## [Objective]
Repeat the records word for word, excluding any picture.

+++ Data rows

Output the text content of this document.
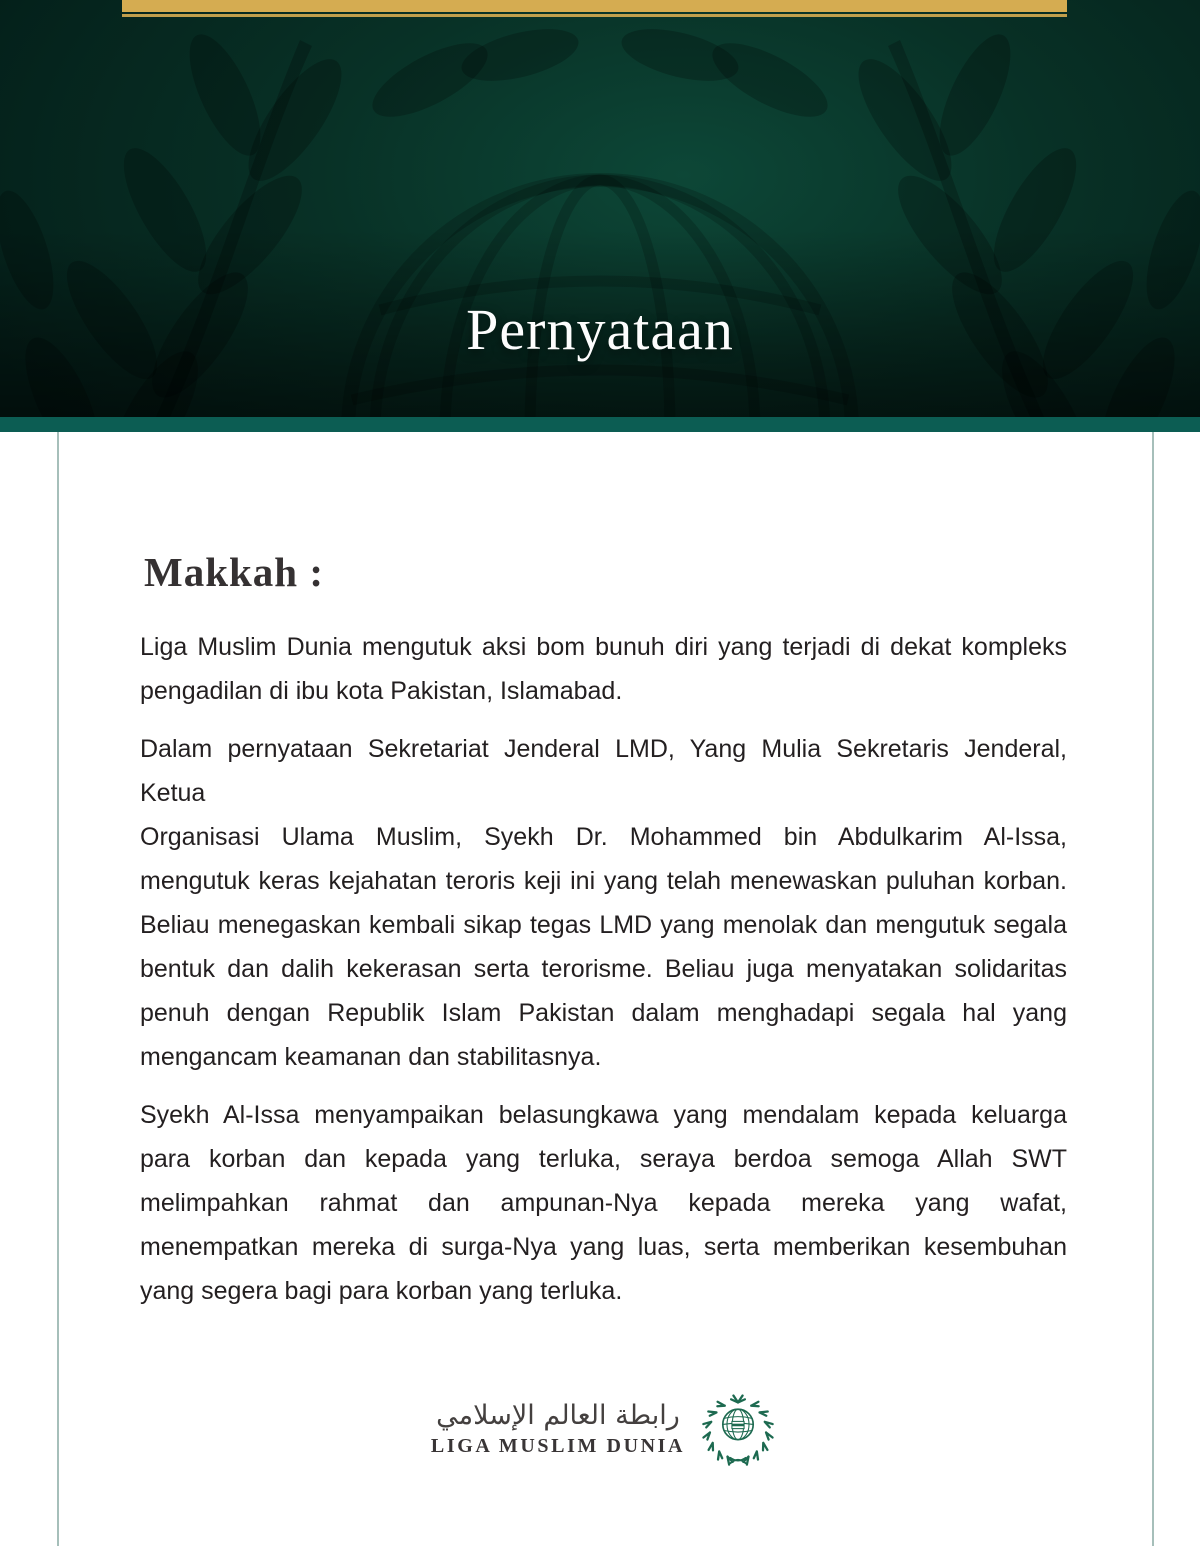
Pernyataan
Makkah :

Liga Muslim Dunia mengutuk aksi bom bunuh diri yang terjadi di dekat kompleks
pengadilan di ibu kota Pakistan, Islamabad.

Dalam pernyataan Sekretariat Jenderal LMD, Yang Mulia Sekretaris Jenderal, Ketua
Organisasi Ulama Muslim, Syekh Dr. Mohammed bin Abdulkarim Al-Issa,
mengutuk keras kejahatan teroris keji ini yang telah menewaskan puluhan korban.
Beliau menegaskan kembali sikap tegas LMD yang menolak dan mengutuk segala
bentuk dan dalih kekerasan serta terorisme. Beliau juga menyatakan solidaritas
penuh dengan Republik Islam Pakistan dalam menghadapi segala hal yang
mengancam keamanan dan stabilitasnya.

Syekh Al-Issa menyampaikan belasungkawa yang mendalam kepada keluarga
para korban dan kepada yang terluka, seraya berdoa semoga Allah SWT
melimpahkan rahmat dan ampunan-Nya kepada mereka yang wafat,
menempatkan mereka di surga-Nya yang luas, serta memberikan kesembuhan
yang segera bagi para korban yang terluka.

رابطة العالم الإسلامي
LIGA MUSLIM DUNIA
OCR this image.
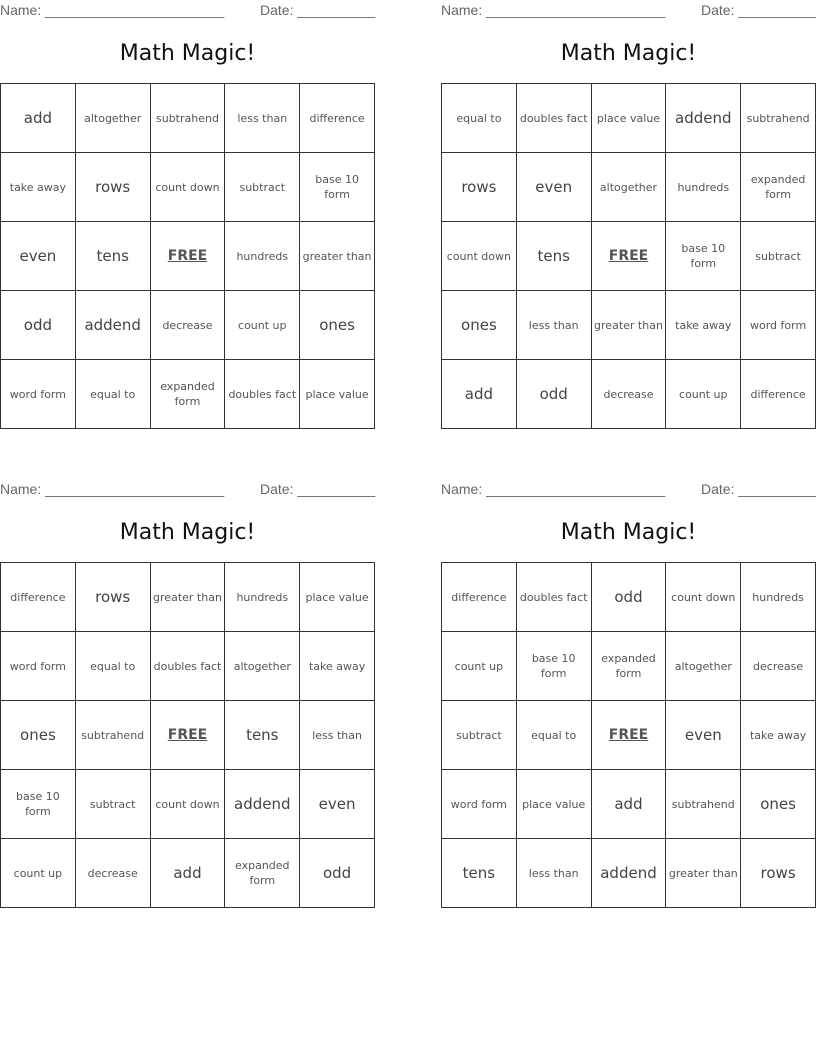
Name: _______________________	Date: __________
Math Magic!
add	altogether	subtrahend	less than	difference
take away	rows	count down	subtract	base 10 form
even	tens	FREE	hundreds	greater than
odd	addend	decrease	count up	ones
word form	equal to	expanded form	doubles fact	place value
Name: _______________________	Date: __________
Math Magic!
equal to	doubles fact	place value	addend	subtrahend
rows	even	altogether	hundreds	expanded form
count down	tens	FREE	base 10 form	subtract
ones	less than	greater than	take away	word form
add	odd	decrease	count up	difference
Name: _______________________	Date: __________
Math Magic!
difference	rows	greater than	hundreds	place value
word form	equal to	doubles fact	altogether	take away
ones	subtrahend	FREE	tens	less than
base 10 form	subtract	count down	addend	even
count up	decrease	add	expanded form	odd
Name: _______________________	Date: __________
Math Magic!
difference	doubles fact	odd	count down	hundreds
count up	base 10 form	expanded form	altogether	decrease
subtract	equal to	FREE	even	take away
word form	place value	add	subtrahend	ones
tens	less than	addend	greater than	rows
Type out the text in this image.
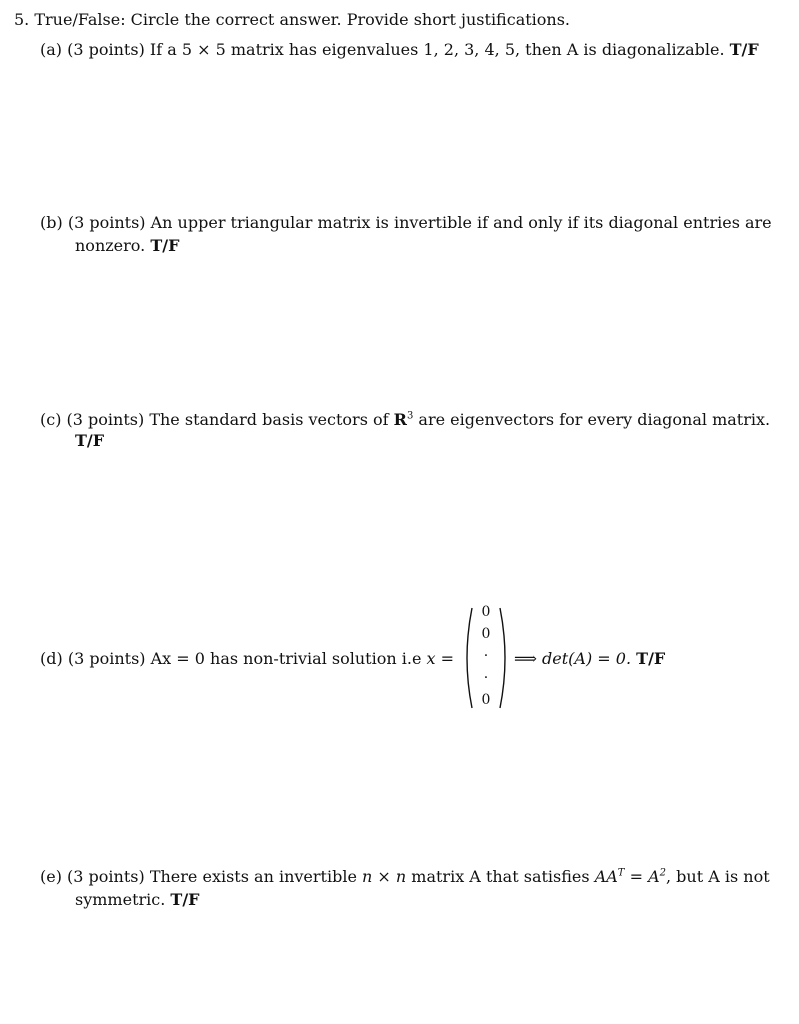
5. True/False: Circle the correct answer. Provide short justifications.
(a) (3 points) If a 5 × 5 matrix has eigenvalues 1, 2, 3, 4, 5, then A is diagonalizable. T/F
(b) (3 points) An upper triangular matrix is invertible if and only if its diagonal entries are
nonzero. T/F
(c) (3 points) The standard basis vectors of $R^3$ are eigenvectors for every diagonal matrix.
T/F
(d) (3 points) Ax = 0 has non-trivial solution i.e x =
0
0
·
·
0
⟹ det(A) = 0. T/F
(e) (3 points) There exists an invertible n × n matrix A that satisfies $AA^T = A^2$, but A is not
symmetric. T/F
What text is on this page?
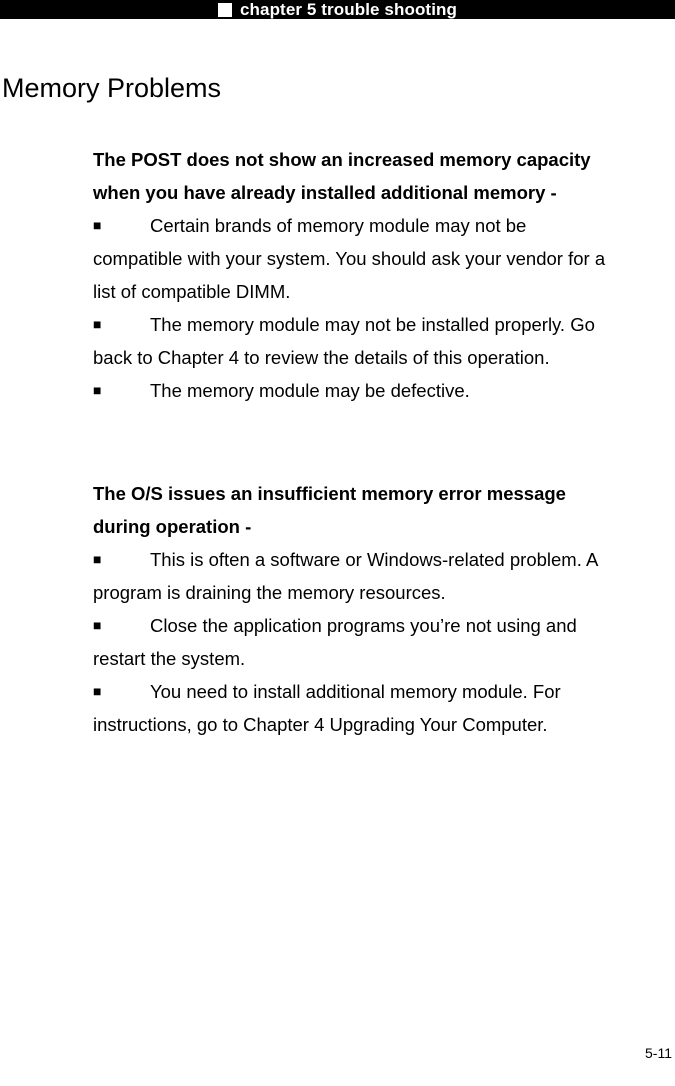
chapter 5 trouble shooting
Memory Problems

The POST does not show an increased memory capacity

when you have already installed additional memory -

■	Certain brands of memory module may not be

compatible with your system. You should ask your vendor for a

list of compatible DIMM.

■	The memory module may not be installed properly. Go

back to Chapter 4 to review the details of this operation.

■	The memory module may be defective.

The O/S issues an insufficient memory error message

during operation -

■	This is often a software or Windows-related problem. A

program is draining the memory resources.

■	Close the application programs you’re not using and

restart the system.

■	You need to install additional memory module. For

instructions, go to Chapter 4 Upgrading Your Computer.

5-11
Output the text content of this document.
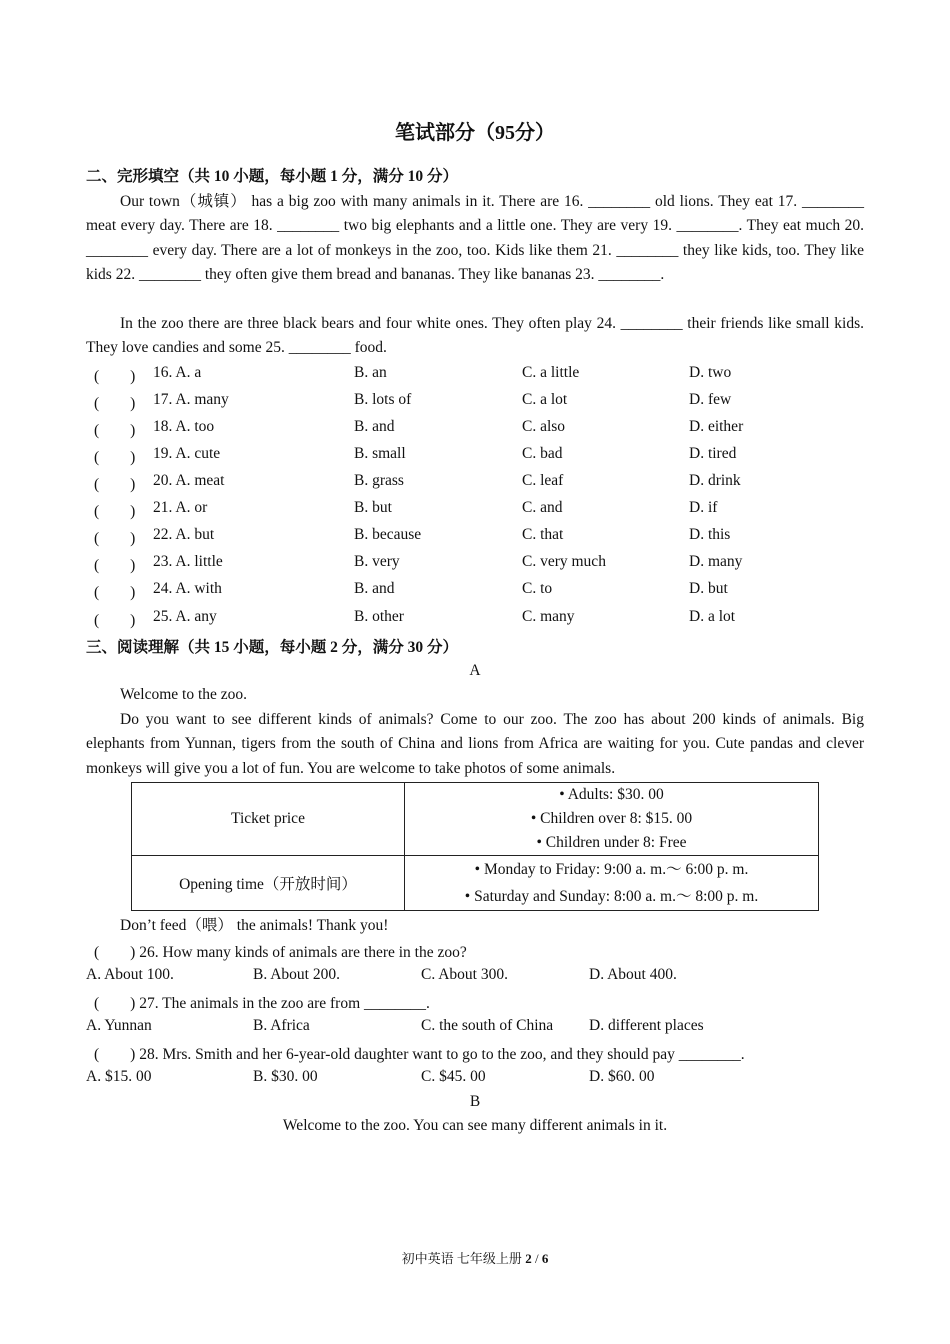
笔试部分（95分）
二、完形填空（共 10 小题，每小题 1 分，满分 10 分）
Our town（城镇） has a big zoo with many animals in it. There are 16. ________ old lions. They eat 17. ________ meat every day. There are 18. ________ two big elephants and a little one. They are very 19. ________. They eat much 20. ________ every day. There are a lot of monkeys in the zoo, too. Kids like them 21. ________ they like kids, too. They like kids 22. ________ they often give them bread and bananas. They like bananas 23. ________.
In the zoo there are three black bears and four white ones. They often play 24. ________ their friends like small kids. They love candies and some 25. ________ food.
(　　) 16. A. a	B. an	C. a little	D. two
(　　) 17. A. many	B. lots of	C. a lot	D. few
(　　) 18. A. too	B. and	C. also	D. either
(　　) 19. A. cute	B. small	C. bad	D. tired
(　　) 20. A. meat	B. grass	C. leaf	D. drink
(　　) 21. A. or	B. but	C. and	D. if
(　　) 22. A. but	B. because	C. that	D. this
(　　) 23. A. little	B. very	C. very much	D. many
(　　) 24. A. with	B. and	C. to	D. but
(　　) 25. A. any	B. other	C. many	D. a lot
三、阅读理解（共 15 小题，每小题 2 分，满分 30 分）
A
Welcome to the zoo.
Do you want to see different kinds of animals? Come to our zoo. The zoo has about 200 kinds of animals. Big elephants from Yunnan, tigers from the south of China and lions from Africa are waiting for you. Cute pandas and clever monkeys will give you a lot of fun. You are welcome to take photos of some animals.
Ticket price	• Adults: $30. 00
• Children over 8: $15. 00
• Children under 8: Free

Opening time（开放时间）	• Monday to Friday: 9:00 a. m.～ 6:00 p. m.
• Saturday and Sunday: 8:00 a. m.～ 8:00 p. m.
Don’t feed（喂） the animals! Thank you!
(　　) 26. How many kinds of animals are there in the zoo?
A. About 100.	B. About 200.	C. About 300.	D. About 400.
(　　) 27. The animals in the zoo are from ________.
A. Yunnan	B. Africa	C. the south of China D. different places
(　　) 28. Mrs. Smith and her 6-year-old daughter want to go to the zoo, and they should pay ________.
A. $15. 00	B. $30. 00	C. $45. 00	D. $60. 00
B
Welcome to the zoo. You can see many different animals in it.
初中英语 七年级上册 2 / 6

++++++

## [Solved exercise]
Output the text content of this document.
Pernyataan
Makkah :

Liga Muslim Dunia mengutuk aksi bom bunuh diri yang terjadi di dekat kompleks
pengadilan di ibu kota Pakistan, Islamabad.

Dalam pernyataan Sekretariat Jenderal LMD, Yang Mulia Sekretaris Jenderal, Ketua
Organisasi Ulama Muslim, Syekh Dr. Mohammed bin Abdulkarim Al-Issa,
mengutuk keras kejahatan teroris keji ini yang telah menewaskan puluhan korban.
Beliau menegaskan kembali sikap tegas LMD yang menolak dan mengutuk segala
bentuk dan dalih kekerasan serta terorisme. Beliau juga menyatakan solidaritas
penuh dengan Republik Islam Pakistan dalam menghadapi segala hal yang
mengancam keamanan dan stabilitasnya.

Syekh Al-Issa menyampaikan belasungkawa yang mendalam kepada keluarga
para korban dan kepada yang terluka, seraya berdoa semoga Allah SWT
melimpahkan rahmat dan ampunan-Nya kepada mereka yang wafat,
menempatkan mereka di surga-Nya yang luas, serta memberikan kesembuhan
yang segera bagi para korban yang terluka.

رابطة العالم الإسلامي
LIGA MUSLIM DUNIA
OCR this image.
Name: _______________________	Date: __________
Math Magic!
add	altogether	subtrahend	less than	difference
take away	rows	count down	subtract	base 10 form
even	tens	FREE	hundreds	greater than
odd	addend	decrease	count up	ones
word form	equal to	expanded form	doubles fact	place value
Name: _______________________	Date: __________
Math Magic!
equal to	doubles fact	place value	addend	subtrahend
rows	even	altogether	hundreds	expanded form
count down	tens	FREE	base 10 form	subtract
ones	less than	greater than	take away	word form
add	odd	decrease	count up	difference
Name: _______________________	Date: __________
Math Magic!
difference	rows	greater than	hundreds	place value
word form	equal to	doubles fact	altogether	take away
ones	subtrahend	FREE	tens	less than
base 10 form	subtract	count down	addend	even
count up	decrease	add	expanded form	odd
Name: _______________________	Date: __________
Math Magic!
difference	doubles fact	odd	count down	hundreds
count up	base 10 form	expanded form	altogether	decrease
subtract	equal to	FREE	even	take away
word form	place value	add	subtrahend	ones
tens	less than	addend	greater than	rows
Type out the text in this image.
5. True/False: Circle the correct answer. Provide short justifications.
(a) (3 points) If a 5 × 5 matrix has eigenvalues 1, 2, 3, 4, 5, then A is diagonalizable. T/F
(b) (3 points) An upper triangular matrix is invertible if and only if its diagonal entries are
nonzero. T/F
(c) (3 points) The standard basis vectors of $R^3$ are eigenvectors for every diagonal matrix.
T/F
(d) (3 points) Ax = 0 has non-trivial solution i.e x =
0
0
·
·
0
⟹ det(A) = 0. T/F
(e) (3 points) There exists an invertible n × n matrix A that satisfies $AA^T = A^2$, but A is not
symmetric. T/F
What text is on this page?
chapter 5 trouble shooting
Memory Problems

The POST does not show an increased memory capacity

when you have already installed additional memory -

■	Certain brands of memory module may not be

compatible with your system. You should ask your vendor for a

list of compatible DIMM.

■	The memory module may not be installed properly. Go

back to Chapter 4 to review the details of this operation.

■	The memory module may be defective.

The O/S issues an insufficient memory error message

during operation -

■	This is often a software or Windows-related problem. A

program is draining the memory resources.

■	Close the application programs you’re not using and

restart the system.

■	You need to install additional memory module. For

instructions, go to Chapter 4 Upgrading Your Computer.

5-11
Output the text content of this document.
笔试部分（95分）
二、完形填空（共 10 小题，每小题 1 分，满分 10 分）
Our town（城镇） has a big zoo with many animals in it. There are 16. ________ old lions. They eat 17. ________ meat every day. There are 18. ________ two big elephants and a little one. They are very 19. ________. They eat much 20. ________ every day. There are a lot of monkeys in the zoo, too. Kids like them 21. ________ they like kids, too. They like kids 22. ________ they often give them bread and bananas. They like bananas 23. ________.
In the zoo there are three black bears and four white ones. They often play 24. ________ their friends like small kids. They love candies and some 25. ________ food.
(　　) 16. A. a	B. an	C. a little	D. two
(　　) 17. A. many	B. lots of	C. a lot	D. few
(　　) 18. A. too	B. and	C. also	D. either
(　　) 19. A. cute	B. small	C. bad	D. tired
(　　) 20. A. meat	B. grass	C. leaf	D. drink
(　　) 21. A. or	B. but	C. and	D. if
(　　) 22. A. but	B. because	C. that	D. this
(　　) 23. A. little	B. very	C. very much	D. many
(　　) 24. A. with	B. and	C. to	D. but
(　　) 25. A. any	B. other	C. many	D. a lot
三、阅读理解（共 15 小题，每小题 2 分，满分 30 分）
A
Welcome to the zoo.
Do you want to see different kinds of animals? Come to our zoo. The zoo has about 200 kinds of animals. Big elephants from Yunnan, tigers from the south of China and lions from Africa are waiting for you. Cute pandas and clever monkeys will give you a lot of fun. You are welcome to take photos of some animals.
Ticket price	• Adults: $30. 00
• Children over 8: $15. 00
• Children under 8: Free

Opening time（开放时间）	• Monday to Friday: 9:00 a. m.～ 6:00 p. m.
• Saturday and Sunday: 8:00 a. m.～ 8:00 p. m.
Don’t feed（喂） the animals! Thank you!
(　　) 26. How many kinds of animals are there in the zoo?
A. About 100.	B. About 200.	C. About 300.	D. About 400.
(　　) 27. The animals in the zoo are from ________.
A. Yunnan	B. Africa	C. the south of China D. different places
(　　) 28. Mrs. Smith and her 6-year-old daughter want to go to the zoo, and they should pay ________.
A. $15. 00	B. $30. 00	C. $45. 00	D. $60. 00
B
Welcome to the zoo. You can see many different animals in it.
初中英语 七年级上册 2 / 6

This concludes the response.